[Required work] Copy every line of the listing exactly.

── Stored records ──

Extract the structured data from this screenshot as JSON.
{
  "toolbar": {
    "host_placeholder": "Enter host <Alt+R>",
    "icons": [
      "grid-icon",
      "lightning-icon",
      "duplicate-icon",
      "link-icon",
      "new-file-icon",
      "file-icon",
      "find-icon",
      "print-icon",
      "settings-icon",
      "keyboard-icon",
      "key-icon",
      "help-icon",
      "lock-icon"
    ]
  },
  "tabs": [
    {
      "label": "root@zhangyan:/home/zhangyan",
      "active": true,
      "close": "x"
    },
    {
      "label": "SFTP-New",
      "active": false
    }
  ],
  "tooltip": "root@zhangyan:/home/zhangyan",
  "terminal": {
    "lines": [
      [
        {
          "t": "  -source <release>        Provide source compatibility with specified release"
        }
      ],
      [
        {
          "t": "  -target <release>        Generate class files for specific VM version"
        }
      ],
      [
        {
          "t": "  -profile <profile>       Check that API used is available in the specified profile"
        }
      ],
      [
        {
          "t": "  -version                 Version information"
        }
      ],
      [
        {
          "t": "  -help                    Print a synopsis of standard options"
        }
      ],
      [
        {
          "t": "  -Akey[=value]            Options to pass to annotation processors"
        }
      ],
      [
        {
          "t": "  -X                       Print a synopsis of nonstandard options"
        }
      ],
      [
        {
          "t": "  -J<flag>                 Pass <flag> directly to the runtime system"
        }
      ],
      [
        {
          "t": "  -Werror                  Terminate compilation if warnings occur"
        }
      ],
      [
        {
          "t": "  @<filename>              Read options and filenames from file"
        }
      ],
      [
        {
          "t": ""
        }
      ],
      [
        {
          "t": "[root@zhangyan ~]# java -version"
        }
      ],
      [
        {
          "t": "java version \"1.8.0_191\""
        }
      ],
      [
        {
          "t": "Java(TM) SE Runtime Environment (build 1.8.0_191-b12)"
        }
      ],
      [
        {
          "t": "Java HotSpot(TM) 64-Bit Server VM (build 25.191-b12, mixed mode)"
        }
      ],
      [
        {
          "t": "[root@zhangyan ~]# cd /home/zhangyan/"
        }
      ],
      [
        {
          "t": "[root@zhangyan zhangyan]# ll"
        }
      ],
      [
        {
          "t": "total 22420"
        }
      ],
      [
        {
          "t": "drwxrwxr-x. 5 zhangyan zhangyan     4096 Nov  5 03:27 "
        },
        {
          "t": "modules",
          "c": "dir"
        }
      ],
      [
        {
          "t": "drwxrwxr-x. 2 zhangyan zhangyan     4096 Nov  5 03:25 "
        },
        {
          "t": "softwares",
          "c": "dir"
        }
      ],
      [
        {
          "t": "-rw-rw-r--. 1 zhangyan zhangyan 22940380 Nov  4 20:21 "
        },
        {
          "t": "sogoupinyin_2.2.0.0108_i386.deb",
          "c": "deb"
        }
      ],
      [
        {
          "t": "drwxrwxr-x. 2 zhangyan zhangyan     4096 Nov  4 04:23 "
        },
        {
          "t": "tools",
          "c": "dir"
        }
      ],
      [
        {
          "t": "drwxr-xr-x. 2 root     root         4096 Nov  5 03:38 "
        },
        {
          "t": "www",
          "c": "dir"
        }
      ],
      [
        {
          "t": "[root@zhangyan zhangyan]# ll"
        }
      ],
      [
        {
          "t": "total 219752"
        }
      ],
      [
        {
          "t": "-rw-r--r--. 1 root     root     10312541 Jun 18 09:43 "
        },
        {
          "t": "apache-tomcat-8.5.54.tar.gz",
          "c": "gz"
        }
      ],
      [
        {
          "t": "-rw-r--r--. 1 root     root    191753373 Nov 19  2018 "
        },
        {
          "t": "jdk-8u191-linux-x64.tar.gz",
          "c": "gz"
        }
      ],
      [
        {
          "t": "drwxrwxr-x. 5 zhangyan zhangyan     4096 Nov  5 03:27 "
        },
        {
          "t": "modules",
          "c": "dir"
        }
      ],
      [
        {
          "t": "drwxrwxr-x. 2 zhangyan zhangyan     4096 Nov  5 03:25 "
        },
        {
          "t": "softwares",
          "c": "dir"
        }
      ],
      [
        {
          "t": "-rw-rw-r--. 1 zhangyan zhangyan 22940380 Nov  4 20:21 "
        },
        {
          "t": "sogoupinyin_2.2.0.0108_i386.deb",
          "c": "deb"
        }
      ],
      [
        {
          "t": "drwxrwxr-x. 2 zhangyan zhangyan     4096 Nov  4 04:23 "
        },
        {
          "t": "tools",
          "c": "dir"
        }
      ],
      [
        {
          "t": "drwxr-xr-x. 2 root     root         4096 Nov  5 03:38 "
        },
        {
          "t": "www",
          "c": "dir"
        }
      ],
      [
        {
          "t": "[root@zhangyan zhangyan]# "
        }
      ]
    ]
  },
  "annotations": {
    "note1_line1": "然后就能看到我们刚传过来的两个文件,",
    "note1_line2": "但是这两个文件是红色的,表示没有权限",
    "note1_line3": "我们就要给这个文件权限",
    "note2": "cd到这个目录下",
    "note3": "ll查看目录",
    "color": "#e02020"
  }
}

───

[Response below]
Extract the structured data from this screenshot as JSON.
{
  "toolbar": {
    "host_placeholder": "Enter host <Alt+R>",
    "icons": [
      "grid-icon",
      "lightning-icon",
      "duplicate-icon",
      "link-icon",
      "new-file-icon",
      "file-icon",
      "find-icon",
      "print-icon",
      "settings-icon",
      "keyboard-icon",
      "key-icon",
      "help-icon",
      "lock-icon"
    ]
  },
  "tabs": [
    {
      "label": "root@zhangyan:/home/zhangyan",
      "active": true,
      "close": "x"
    },
    {
      "label": "SFTP-New",
      "active": false
    }
  ],
  "tooltip": "root@zhangyan:/home/zhangyan",
  "terminal": {
    "lines": [
      [
        {
          "t": "  -source <release>        Provide source compatibility with specified release"
        }
      ],
      [
        {
          "t": "  -target <release>        Generate class files for specific VM version"
        }
      ],
      [
        {
          "t": "  -profile <profile>       Check that API used is available in the specified profile"
        }
      ],
      [
        {
          "t": "  -version                 Version information"
        }
      ],
      [
        {
          "t": "  -help                    Print a synopsis of standard options"
        }
      ],
      [
        {
          "t": "  -Akey[=value]            Options to pass to annotation processors"
        }
      ],
      [
        {
          "t": "  -X                       Print a synopsis of nonstandard options"
        }
      ],
      [
        {
          "t": "  -J<flag>                 Pass <flag> directly to the runtime system"
        }
      ],
      [
        {
          "t": "  -Werror                  Terminate compilation if warnings occur"
        }
      ],
      [
        {
          "t": "  @<filename>              Read options and filenames from file"
        }
      ],
      [
        {
          "t": ""
        }
      ],
      [
        {
          "t": "[root@zhangyan ~]# java -version"
        }
      ],
      [
        {
          "t": "java version \"1.8.0_191\""
        }
      ],
      [
        {
          "t": "Java(TM) SE Runtime Environment (build 1.8.0_191-b12)"
        }
      ],
      [
        {
          "t": "Java HotSpot(TM) 64-Bit Server VM (build 25.191-b12, mixed mode)"
        }
      ],
      [
        {
          "t": "[root@zhangyan ~]# cd /home/zhangyan/"
        }
      ],
      [
        {
          "t": "[root@zhangyan zhangyan]# ll"
        }
      ],
      [
        {
          "t": "total 22420"
        }
      ],
      [
        {
          "t": "drwxrwxr-x. 5 zhangyan zhangyan     4096 Nov  5 03:27 "
        },
        {
          "t": "modules",
          "c": "dir"
        }
      ],
      [
        {
          "t": "drwxrwxr-x. 2 zhangyan zhangyan     4096 Nov  5 03:25 "
        },
        {
          "t": "softwares",
          "c": "dir"
        }
      ],
      [
        {
          "t": "-rw-rw-r--. 1 zhangyan zhangyan 22940380 Nov  4 20:21 "
        },
        {
          "t": "sogoupinyin_2.2.0.0108_i386.deb",
          "c": "deb"
        }
      ],
      [
        {
          "t": "drwxrwxr-x. 2 zhangyan zhangyan     4096 Nov  4 04:23 "
        },
        {
          "t": "tools",
          "c": "dir"
        }
      ],
      [
        {
          "t": "drwxr-xr-x. 2 root     root         4096 Nov  5 03:38 "
        },
        {
          "t": "www",
          "c": "dir"
        }
      ],
      [
        {
          "t": "[root@zhangyan zhangyan]# ll"
        }
      ],
      [
        {
          "t": "total 219752"
        }
      ],
      [
        {
          "t": "-rw-r--r--. 1 root     root     10312541 Jun 18 09:43 "
        },
        {
          "t": "apache-tomcat-8.5.54.tar.gz",
          "c": "gz"
        }
      ],
      [
        {
          "t": "-rw-r--r--. 1 root     root    191753373 Nov 19  2018 "
        },
        {
          "t": "jdk-8u191-linux-x64.tar.gz",
          "c": "gz"
        }
      ],
      [
        {
          "t": "drwxrwxr-x. 5 zhangyan zhangyan     4096 Nov  5 03:27 "
        },
        {
          "t": "modules",
          "c": "dir"
        }
      ],
      [
        {
          "t": "drwxrwxr-x. 2 zhangyan zhangyan     4096 Nov  5 03:25 "
        },
        {
          "t": "softwares",
          "c": "dir"
        }
      ],
      [
        {
          "t": "-rw-rw-r--. 1 zhangyan zhangyan 22940380 Nov  4 20:21 "
        },
        {
          "t": "sogoupinyin_2.2.0.0108_i386.deb",
          "c": "deb"
        }
      ],
      [
        {
          "t": "drwxrwxr-x. 2 zhangyan zhangyan     4096 Nov  4 04:23 "
        },
        {
          "t": "tools",
          "c": "dir"
        }
      ],
      [
        {
          "t": "drwxr-xr-x. 2 root     root         4096 Nov  5 03:38 "
        },
        {
          "t": "www",
          "c": "dir"
        }
      ],
      [
        {
          "t": "[root@zhangyan zhangyan]# "
        }
      ]
    ]
  },
  "annotations": {
    "note1_line1": "然后就能看到我们刚传过来的两个文件,",
    "note1_line2": "但是这两个文件是红色的,表示没有权限",
    "note1_line3": "我们就要给这个文件权限",
    "note2": "cd到这个目录下",
    "note3": "ll查看目录",
    "color": "#e02020"
  }
}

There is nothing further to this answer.